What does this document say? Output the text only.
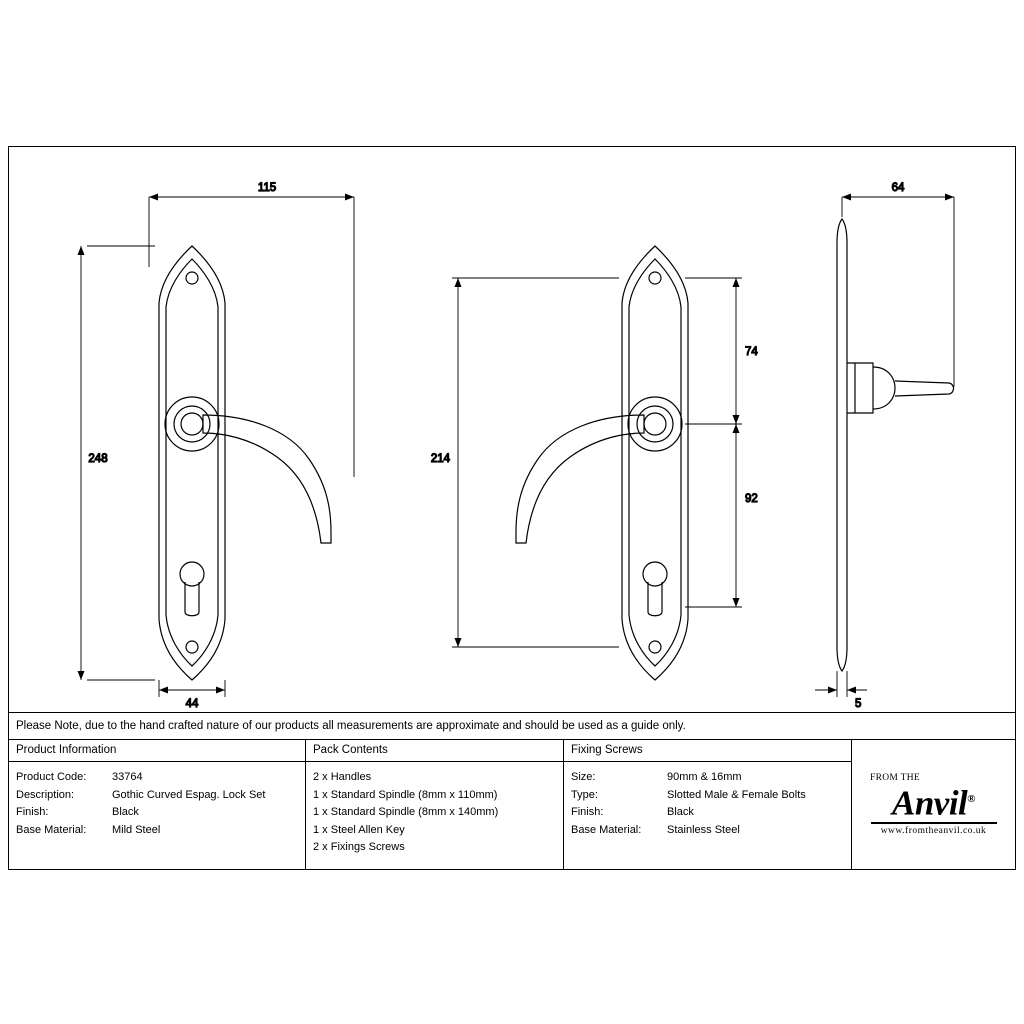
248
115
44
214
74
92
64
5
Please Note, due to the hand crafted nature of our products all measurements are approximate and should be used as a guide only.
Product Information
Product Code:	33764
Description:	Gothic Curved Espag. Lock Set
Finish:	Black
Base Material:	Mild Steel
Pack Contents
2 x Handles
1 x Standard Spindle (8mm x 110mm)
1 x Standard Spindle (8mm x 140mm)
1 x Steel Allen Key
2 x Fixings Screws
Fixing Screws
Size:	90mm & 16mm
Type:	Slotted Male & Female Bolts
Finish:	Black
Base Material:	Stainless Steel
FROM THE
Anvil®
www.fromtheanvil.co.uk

Work required → Skip the pictures and transcribe the rest of the records exactly.

Solution →
What does this document say? Output the text only.
248
115
44
214
74
92
64
5
Please Note, due to the hand crafted nature of our products all measurements are approximate and should be used as a guide only.
Product Information
Product Code:	33764
Description:	Gothic Curved Espag. Lock Set
Finish:	Black
Base Material:	Mild Steel
Pack Contents
2 x Handles
1 x Standard Spindle (8mm x 110mm)
1 x Standard Spindle (8mm x 140mm)
1 x Steel Allen Key
2 x Fixings Screws
Fixing Screws
Size:	90mm & 16mm
Type:	Slotted Male & Female Bolts
Finish:	Black
Base Material:	Stainless Steel
FROM THE
Anvil®
www.fromtheanvil.co.uk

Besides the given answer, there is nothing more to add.